Set problem >> In the material below, find each line holding the string "name" and copy it.

--- start of Material provided ---

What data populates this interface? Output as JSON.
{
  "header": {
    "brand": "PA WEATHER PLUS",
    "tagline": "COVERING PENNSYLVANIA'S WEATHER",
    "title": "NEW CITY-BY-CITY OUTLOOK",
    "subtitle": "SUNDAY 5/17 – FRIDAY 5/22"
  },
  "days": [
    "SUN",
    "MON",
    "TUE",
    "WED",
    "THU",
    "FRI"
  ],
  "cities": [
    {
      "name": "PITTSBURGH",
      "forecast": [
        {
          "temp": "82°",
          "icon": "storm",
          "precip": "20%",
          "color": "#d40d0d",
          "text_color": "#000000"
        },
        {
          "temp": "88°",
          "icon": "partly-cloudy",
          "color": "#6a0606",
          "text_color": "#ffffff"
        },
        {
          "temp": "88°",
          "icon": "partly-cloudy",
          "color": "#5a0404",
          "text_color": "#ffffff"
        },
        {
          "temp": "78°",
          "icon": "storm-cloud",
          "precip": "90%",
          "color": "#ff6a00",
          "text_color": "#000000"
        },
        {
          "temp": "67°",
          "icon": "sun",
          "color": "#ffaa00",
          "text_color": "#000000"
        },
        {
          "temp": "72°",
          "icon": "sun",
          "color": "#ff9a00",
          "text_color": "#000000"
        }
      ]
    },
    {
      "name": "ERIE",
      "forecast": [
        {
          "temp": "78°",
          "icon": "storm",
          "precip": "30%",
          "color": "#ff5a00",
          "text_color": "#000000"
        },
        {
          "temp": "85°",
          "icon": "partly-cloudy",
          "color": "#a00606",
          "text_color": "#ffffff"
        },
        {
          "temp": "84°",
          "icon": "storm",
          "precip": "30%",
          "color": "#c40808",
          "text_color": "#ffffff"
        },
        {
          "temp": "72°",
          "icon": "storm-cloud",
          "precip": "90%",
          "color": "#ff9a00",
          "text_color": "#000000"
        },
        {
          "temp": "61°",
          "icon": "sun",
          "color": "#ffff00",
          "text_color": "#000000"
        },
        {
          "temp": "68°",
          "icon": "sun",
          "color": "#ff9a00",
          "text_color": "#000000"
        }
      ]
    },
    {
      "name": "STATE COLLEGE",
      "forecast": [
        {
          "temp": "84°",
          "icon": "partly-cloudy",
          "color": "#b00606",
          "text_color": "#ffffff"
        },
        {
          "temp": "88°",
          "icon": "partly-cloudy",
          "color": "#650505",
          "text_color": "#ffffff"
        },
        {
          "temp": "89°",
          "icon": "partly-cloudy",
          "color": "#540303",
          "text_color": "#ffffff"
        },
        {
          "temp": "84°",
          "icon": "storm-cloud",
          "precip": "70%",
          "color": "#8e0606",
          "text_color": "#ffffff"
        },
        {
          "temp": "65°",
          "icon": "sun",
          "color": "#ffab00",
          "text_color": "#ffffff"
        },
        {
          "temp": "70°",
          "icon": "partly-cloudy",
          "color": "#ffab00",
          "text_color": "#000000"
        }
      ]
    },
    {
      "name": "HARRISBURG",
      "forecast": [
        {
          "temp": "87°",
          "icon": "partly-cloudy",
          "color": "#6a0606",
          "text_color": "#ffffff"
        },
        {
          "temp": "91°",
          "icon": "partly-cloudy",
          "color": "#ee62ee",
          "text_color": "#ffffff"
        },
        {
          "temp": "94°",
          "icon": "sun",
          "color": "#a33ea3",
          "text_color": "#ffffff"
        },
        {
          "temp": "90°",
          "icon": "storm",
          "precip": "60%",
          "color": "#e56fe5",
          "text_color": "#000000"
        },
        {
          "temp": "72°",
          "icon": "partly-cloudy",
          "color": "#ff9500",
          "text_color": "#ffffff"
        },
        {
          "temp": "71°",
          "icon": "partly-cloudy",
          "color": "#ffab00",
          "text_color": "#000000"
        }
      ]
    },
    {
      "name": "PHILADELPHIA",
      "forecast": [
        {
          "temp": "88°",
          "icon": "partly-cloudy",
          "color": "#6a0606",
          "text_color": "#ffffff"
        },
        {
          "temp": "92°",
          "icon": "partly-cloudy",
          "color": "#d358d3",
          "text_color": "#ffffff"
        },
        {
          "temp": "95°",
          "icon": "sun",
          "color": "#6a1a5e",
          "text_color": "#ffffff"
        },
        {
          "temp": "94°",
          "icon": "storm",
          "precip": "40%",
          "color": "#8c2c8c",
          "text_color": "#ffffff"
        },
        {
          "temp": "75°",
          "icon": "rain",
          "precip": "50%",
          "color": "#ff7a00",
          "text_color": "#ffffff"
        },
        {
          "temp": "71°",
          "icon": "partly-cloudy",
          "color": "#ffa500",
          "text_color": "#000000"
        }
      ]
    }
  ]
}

--- end of Material provided ---

Response below >>
      "name": "PITTSBURGH",
      "name": "ERIE",
      "name": "STATE COLLEGE",
      "name": "HARRISBURG",
      "name": "PHILADELPHIA",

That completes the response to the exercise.